**EXERCISE**
Pull every "structured" line out of the data below.

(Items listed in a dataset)
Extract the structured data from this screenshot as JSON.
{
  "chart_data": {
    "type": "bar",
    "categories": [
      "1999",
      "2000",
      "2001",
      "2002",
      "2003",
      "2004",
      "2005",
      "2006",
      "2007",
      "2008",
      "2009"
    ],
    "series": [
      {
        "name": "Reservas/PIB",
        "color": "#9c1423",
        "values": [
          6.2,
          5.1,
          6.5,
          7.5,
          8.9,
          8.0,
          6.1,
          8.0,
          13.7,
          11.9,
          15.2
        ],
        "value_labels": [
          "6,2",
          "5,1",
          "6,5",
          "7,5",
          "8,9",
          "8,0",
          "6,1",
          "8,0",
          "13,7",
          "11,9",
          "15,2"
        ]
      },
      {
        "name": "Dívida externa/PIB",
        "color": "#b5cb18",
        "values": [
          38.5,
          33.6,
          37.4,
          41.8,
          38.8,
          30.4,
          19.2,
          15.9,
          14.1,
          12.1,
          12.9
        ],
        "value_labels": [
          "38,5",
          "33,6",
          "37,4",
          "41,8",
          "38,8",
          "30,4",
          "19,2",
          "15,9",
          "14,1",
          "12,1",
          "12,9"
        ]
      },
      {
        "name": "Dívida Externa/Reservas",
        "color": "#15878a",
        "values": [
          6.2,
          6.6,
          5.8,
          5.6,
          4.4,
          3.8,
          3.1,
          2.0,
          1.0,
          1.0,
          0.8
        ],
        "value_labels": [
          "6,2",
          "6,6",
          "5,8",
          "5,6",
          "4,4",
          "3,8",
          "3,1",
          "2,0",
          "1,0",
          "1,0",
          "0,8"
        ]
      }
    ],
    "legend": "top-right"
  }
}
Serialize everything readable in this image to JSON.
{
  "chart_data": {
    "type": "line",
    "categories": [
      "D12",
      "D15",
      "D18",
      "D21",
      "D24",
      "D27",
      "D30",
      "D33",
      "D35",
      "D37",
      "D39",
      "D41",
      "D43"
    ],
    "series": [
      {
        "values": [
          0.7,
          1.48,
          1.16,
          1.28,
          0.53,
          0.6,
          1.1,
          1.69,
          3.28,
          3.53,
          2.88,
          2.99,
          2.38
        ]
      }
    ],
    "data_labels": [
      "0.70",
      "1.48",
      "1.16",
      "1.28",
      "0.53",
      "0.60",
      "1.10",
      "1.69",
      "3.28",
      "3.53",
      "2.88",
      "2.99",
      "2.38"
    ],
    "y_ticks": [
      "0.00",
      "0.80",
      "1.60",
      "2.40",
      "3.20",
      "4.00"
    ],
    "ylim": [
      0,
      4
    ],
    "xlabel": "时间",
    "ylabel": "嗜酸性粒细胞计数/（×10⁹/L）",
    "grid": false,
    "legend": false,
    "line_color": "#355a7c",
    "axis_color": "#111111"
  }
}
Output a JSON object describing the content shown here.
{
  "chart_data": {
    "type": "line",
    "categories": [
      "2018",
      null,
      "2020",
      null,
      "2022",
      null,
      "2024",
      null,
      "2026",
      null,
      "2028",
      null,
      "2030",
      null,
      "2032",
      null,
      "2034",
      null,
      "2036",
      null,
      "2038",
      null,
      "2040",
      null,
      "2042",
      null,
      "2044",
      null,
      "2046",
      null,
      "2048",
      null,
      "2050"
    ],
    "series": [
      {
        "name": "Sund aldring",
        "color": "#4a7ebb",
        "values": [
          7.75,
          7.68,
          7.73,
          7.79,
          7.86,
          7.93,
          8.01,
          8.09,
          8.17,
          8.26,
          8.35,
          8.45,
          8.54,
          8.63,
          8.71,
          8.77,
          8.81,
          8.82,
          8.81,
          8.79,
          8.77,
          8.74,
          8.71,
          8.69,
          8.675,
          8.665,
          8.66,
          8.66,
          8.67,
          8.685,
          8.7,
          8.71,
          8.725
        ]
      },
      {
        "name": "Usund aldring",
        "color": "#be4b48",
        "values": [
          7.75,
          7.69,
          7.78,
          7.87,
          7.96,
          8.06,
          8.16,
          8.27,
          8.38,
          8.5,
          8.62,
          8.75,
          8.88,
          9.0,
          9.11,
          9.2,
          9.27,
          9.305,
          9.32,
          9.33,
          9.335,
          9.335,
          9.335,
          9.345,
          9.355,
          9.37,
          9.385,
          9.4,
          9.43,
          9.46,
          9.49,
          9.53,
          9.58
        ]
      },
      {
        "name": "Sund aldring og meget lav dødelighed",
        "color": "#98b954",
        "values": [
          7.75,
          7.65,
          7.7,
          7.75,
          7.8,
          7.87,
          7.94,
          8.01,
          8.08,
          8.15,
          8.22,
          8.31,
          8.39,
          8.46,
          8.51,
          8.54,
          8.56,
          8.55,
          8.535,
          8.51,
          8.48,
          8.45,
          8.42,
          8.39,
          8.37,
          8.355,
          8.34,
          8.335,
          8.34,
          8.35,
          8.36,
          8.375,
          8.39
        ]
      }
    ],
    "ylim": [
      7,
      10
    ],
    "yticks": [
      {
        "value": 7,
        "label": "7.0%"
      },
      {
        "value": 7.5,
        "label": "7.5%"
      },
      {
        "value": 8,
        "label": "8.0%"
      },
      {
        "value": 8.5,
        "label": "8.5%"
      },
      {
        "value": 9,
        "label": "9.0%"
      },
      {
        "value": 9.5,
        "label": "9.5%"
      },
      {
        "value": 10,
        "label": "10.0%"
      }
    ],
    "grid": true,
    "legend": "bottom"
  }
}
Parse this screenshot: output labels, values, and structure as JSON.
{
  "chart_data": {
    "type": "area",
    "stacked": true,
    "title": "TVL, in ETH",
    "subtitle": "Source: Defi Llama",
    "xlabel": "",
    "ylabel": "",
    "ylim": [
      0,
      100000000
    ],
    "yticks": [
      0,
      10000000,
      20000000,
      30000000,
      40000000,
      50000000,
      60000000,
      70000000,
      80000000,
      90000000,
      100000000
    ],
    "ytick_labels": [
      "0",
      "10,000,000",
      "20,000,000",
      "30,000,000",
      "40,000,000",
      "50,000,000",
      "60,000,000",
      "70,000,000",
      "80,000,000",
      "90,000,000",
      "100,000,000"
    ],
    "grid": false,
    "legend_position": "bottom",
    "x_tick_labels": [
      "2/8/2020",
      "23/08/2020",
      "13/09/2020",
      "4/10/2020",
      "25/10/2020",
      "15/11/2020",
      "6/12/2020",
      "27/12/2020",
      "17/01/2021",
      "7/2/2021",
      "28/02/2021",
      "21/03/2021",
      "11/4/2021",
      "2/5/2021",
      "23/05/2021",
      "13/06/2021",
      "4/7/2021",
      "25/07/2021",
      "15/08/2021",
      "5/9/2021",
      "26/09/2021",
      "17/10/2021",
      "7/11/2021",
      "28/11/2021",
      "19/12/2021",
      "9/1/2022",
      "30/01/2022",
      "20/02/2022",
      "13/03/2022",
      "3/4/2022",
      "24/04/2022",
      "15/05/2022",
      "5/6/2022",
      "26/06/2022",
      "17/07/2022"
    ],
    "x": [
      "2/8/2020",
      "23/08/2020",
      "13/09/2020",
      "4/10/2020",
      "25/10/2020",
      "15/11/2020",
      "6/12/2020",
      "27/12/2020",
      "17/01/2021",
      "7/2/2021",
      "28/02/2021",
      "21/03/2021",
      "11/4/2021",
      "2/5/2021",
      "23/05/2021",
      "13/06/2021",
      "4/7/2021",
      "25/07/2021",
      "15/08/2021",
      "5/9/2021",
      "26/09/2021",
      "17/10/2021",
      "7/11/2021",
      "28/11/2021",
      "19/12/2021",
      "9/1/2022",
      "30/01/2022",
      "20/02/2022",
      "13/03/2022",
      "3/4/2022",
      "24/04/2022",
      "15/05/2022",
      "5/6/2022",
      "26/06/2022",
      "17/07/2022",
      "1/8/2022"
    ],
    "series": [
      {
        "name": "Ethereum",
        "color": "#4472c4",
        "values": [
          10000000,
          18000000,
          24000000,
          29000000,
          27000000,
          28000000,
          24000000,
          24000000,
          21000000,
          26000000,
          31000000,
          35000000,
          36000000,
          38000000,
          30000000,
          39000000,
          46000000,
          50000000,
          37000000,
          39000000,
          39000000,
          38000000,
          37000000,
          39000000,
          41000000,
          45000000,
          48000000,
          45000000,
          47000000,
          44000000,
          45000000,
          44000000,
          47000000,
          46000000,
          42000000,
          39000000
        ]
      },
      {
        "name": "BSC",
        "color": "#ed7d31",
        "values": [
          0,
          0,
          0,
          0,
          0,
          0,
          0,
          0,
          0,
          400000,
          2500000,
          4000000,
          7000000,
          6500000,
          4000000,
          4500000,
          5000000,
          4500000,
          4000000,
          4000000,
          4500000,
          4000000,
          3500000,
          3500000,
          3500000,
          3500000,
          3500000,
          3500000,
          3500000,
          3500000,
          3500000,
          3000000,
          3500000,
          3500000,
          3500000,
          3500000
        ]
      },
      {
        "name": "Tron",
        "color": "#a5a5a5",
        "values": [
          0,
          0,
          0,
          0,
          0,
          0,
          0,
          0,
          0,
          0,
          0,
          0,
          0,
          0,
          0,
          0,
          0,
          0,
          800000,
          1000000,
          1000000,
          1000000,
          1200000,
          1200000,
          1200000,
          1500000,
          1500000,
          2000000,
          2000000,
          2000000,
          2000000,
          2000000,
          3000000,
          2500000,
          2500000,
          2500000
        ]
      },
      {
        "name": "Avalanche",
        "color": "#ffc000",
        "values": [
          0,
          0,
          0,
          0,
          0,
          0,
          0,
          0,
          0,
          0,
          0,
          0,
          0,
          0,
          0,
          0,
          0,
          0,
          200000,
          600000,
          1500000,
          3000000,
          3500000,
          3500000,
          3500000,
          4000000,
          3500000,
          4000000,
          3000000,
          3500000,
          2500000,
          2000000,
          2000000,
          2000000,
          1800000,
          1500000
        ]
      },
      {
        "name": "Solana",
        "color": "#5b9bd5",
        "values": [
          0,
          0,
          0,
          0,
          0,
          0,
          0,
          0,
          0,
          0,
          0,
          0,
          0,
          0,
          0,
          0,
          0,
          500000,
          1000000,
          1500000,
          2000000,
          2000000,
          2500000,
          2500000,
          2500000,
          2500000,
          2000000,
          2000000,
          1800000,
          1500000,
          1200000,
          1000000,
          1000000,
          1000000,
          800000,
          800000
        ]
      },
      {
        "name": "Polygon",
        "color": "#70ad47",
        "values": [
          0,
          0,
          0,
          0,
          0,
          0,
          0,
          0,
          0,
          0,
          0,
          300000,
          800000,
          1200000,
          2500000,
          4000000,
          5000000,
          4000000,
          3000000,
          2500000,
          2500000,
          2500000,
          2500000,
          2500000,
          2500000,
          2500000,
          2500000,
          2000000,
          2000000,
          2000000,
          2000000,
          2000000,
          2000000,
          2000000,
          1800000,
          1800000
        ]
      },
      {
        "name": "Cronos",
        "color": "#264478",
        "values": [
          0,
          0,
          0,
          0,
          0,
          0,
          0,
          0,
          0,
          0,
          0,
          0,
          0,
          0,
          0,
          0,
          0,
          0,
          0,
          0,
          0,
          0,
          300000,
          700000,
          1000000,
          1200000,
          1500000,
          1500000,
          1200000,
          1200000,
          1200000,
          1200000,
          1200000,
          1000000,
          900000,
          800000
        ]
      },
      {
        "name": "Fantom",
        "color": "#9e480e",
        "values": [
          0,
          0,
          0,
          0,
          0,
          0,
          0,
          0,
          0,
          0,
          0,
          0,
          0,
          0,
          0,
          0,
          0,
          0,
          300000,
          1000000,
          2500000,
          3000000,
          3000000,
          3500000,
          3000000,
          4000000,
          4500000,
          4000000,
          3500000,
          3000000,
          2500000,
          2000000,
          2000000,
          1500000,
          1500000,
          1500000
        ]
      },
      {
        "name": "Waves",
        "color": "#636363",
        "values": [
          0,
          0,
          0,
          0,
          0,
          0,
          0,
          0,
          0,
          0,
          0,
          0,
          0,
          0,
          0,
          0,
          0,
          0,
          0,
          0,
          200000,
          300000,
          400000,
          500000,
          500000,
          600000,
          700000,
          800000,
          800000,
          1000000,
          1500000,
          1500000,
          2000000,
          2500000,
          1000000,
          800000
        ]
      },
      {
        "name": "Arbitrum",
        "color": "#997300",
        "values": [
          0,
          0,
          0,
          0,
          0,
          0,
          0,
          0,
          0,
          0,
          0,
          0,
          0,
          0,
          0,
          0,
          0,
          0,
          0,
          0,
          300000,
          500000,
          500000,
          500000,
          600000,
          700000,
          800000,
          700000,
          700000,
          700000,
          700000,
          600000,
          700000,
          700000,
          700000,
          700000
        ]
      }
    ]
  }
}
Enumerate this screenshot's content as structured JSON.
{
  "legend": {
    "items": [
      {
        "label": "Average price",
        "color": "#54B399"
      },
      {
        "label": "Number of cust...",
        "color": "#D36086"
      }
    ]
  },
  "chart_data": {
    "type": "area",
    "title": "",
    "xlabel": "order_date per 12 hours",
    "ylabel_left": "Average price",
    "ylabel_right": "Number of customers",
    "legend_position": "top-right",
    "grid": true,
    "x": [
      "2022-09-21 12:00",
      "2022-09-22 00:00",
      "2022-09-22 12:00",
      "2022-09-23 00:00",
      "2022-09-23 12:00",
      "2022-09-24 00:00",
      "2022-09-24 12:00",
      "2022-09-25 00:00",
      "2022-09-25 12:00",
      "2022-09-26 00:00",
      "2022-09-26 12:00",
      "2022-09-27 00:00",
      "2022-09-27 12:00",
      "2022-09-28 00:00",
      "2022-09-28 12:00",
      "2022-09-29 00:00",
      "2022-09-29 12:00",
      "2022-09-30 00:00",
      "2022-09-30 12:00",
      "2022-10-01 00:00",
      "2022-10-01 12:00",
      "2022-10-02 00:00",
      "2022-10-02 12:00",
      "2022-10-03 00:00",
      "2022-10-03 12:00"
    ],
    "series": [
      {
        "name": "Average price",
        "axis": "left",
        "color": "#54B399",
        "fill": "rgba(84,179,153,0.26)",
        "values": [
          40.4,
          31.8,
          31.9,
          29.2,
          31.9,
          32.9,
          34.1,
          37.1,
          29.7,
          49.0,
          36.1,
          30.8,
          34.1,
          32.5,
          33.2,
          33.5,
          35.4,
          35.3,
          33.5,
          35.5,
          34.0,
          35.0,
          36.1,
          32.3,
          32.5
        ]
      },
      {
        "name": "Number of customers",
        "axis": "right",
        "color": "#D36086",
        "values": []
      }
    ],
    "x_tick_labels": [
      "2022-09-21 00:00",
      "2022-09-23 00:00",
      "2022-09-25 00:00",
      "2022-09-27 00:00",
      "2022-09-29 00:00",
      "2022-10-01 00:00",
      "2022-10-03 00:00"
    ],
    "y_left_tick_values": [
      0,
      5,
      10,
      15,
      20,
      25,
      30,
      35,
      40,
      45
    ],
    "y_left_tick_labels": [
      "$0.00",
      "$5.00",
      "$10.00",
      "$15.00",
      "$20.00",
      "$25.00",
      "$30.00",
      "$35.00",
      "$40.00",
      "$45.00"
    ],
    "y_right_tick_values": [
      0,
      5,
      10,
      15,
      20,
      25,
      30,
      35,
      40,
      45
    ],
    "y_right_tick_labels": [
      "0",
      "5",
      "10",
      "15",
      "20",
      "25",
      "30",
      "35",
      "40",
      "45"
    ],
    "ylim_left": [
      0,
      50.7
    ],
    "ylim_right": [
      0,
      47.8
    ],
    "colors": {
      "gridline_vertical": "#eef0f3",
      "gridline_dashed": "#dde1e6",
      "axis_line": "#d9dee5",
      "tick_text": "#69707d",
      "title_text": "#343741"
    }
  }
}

**WRITTEN SOLUTION**
Extract the structured data from this screenshot as JSON.
Enumerate this screenshot's content as structured JSON.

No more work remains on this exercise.